> **Given data**:
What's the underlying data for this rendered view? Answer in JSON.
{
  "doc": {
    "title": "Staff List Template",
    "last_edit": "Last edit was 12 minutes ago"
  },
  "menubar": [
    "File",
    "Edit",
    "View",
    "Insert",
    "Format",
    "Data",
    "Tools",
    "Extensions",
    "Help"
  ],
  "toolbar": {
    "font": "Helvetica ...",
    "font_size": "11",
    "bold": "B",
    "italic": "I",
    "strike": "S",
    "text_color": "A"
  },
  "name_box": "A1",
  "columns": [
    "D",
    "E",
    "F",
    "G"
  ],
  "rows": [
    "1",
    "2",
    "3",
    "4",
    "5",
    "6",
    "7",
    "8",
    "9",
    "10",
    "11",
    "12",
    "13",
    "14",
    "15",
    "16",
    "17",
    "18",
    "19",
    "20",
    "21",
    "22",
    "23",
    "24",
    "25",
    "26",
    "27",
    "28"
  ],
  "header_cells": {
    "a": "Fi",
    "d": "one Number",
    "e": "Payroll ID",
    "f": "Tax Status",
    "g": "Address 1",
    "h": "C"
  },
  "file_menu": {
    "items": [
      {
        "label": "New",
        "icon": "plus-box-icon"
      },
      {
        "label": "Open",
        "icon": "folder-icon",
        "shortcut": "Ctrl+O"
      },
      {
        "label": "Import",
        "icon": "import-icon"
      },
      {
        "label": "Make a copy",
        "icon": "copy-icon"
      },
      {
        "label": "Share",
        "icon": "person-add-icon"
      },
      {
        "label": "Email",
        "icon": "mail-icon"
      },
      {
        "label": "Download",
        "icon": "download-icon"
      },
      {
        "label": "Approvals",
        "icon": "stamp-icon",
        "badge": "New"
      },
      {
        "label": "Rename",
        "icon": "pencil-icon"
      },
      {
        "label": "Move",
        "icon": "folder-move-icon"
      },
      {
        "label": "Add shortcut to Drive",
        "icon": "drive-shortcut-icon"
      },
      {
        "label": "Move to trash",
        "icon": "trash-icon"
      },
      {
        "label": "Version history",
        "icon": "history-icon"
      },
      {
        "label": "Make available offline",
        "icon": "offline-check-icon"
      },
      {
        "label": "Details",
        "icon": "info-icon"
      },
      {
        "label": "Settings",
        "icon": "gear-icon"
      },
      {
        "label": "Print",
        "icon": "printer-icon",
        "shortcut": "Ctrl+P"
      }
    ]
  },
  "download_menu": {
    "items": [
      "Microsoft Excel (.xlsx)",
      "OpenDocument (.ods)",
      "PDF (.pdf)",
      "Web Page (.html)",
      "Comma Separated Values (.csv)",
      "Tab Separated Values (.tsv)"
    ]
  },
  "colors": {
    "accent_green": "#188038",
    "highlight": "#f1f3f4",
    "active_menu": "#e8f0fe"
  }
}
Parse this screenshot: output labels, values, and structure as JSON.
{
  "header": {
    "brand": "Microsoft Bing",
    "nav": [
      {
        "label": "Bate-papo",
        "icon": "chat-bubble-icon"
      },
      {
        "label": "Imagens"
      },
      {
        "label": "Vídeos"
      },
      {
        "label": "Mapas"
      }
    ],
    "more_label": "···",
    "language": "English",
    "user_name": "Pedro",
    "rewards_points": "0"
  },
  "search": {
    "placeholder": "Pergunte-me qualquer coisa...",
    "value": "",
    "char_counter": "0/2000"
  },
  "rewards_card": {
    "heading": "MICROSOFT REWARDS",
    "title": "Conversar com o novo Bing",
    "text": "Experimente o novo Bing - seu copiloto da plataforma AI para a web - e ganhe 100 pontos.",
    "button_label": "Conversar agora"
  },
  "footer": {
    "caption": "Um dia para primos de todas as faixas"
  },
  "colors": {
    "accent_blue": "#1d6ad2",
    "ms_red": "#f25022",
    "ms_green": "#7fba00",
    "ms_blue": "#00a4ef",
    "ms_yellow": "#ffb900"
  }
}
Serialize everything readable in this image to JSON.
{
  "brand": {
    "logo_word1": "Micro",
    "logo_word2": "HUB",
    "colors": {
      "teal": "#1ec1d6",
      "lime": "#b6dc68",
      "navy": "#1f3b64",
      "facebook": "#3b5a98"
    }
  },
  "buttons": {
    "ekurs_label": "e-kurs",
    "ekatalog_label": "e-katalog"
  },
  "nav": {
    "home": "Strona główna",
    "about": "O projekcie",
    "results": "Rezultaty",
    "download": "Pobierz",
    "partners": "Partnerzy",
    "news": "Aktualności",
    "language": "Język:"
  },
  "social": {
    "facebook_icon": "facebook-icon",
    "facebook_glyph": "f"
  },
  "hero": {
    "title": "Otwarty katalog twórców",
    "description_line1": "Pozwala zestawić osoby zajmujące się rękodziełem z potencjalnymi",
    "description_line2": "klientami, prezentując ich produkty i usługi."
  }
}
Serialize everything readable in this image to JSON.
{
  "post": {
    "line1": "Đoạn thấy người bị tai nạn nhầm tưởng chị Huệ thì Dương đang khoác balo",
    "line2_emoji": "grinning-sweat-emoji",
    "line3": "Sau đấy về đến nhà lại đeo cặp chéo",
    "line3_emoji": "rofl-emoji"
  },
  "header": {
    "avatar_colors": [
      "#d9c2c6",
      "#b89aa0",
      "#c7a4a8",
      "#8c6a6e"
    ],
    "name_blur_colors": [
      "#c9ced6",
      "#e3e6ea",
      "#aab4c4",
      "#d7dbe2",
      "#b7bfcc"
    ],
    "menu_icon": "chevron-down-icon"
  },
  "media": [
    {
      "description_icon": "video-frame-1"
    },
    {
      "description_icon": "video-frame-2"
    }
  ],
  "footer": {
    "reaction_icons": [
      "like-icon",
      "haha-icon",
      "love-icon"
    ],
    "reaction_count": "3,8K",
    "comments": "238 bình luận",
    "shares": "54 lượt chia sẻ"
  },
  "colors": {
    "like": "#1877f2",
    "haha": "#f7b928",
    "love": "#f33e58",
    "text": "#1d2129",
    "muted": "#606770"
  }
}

> **Task instructions**:
Filter out all lines lacking the word "Conversar" and copy the rest.

> **Response to this exercise**:
    "title": "Conversar com o novo Bing",
    "button_label": "Conversar agora"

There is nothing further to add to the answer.